→ Stored data:
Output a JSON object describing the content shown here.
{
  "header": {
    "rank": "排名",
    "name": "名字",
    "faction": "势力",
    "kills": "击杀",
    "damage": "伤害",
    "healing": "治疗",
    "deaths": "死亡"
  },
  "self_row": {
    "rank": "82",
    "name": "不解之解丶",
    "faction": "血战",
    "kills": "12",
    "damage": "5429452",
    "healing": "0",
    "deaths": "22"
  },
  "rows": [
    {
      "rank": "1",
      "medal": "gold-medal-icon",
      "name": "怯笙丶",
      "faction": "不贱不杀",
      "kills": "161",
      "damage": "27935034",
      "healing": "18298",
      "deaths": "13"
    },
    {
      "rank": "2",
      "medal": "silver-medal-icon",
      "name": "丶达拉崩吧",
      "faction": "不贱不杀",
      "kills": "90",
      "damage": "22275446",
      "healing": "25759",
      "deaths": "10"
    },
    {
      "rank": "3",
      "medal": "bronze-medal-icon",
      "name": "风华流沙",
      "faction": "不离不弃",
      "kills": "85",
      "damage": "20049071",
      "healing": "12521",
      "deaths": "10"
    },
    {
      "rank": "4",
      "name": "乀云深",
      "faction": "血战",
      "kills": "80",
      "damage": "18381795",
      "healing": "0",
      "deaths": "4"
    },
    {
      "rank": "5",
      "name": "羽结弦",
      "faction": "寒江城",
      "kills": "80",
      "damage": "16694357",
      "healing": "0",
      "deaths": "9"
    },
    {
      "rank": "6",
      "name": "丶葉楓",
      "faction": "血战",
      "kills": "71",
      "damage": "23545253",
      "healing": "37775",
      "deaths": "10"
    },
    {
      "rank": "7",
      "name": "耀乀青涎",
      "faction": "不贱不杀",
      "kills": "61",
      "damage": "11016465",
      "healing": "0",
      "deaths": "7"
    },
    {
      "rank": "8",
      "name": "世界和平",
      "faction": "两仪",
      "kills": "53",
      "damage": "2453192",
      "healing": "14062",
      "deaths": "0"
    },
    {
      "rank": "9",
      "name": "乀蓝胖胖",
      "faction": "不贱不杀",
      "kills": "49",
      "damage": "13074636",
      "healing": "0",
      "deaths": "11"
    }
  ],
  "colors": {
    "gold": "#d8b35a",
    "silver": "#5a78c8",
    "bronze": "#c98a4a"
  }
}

→ Instructions for the task: Each line above is to be repeated exactly.

→ Exercise answer:
Output a JSON object describing the content shown here.
{
  "header": {
    "rank": "排名",
    "name": "名字",
    "faction": "势力",
    "kills": "击杀",
    "damage": "伤害",
    "healing": "治疗",
    "deaths": "死亡"
  },
  "self_row": {
    "rank": "82",
    "name": "不解之解丶",
    "faction": "血战",
    "kills": "12",
    "damage": "5429452",
    "healing": "0",
    "deaths": "22"
  },
  "rows": [
    {
      "rank": "1",
      "medal": "gold-medal-icon",
      "name": "怯笙丶",
      "faction": "不贱不杀",
      "kills": "161",
      "damage": "27935034",
      "healing": "18298",
      "deaths": "13"
    },
    {
      "rank": "2",
      "medal": "silver-medal-icon",
      "name": "丶达拉崩吧",
      "faction": "不贱不杀",
      "kills": "90",
      "damage": "22275446",
      "healing": "25759",
      "deaths": "10"
    },
    {
      "rank": "3",
      "medal": "bronze-medal-icon",
      "name": "风华流沙",
      "faction": "不离不弃",
      "kills": "85",
      "damage": "20049071",
      "healing": "12521",
      "deaths": "10"
    },
    {
      "rank": "4",
      "name": "乀云深",
      "faction": "血战",
      "kills": "80",
      "damage": "18381795",
      "healing": "0",
      "deaths": "4"
    },
    {
      "rank": "5",
      "name": "羽结弦",
      "faction": "寒江城",
      "kills": "80",
      "damage": "16694357",
      "healing": "0",
      "deaths": "9"
    },
    {
      "rank": "6",
      "name": "丶葉楓",
      "faction": "血战",
      "kills": "71",
      "damage": "23545253",
      "healing": "37775",
      "deaths": "10"
    },
    {
      "rank": "7",
      "name": "耀乀青涎",
      "faction": "不贱不杀",
      "kills": "61",
      "damage": "11016465",
      "healing": "0",
      "deaths": "7"
    },
    {
      "rank": "8",
      "name": "世界和平",
      "faction": "两仪",
      "kills": "53",
      "damage": "2453192",
      "healing": "14062",
      "deaths": "0"
    },
    {
      "rank": "9",
      "name": "乀蓝胖胖",
      "faction": "不贱不杀",
      "kills": "49",
      "damage": "13074636",
      "healing": "0",
      "deaths": "11"
    }
  ],
  "colors": {
    "gold": "#d8b35a",
    "silver": "#5a78c8",
    "bronze": "#c98a4a"
  }
}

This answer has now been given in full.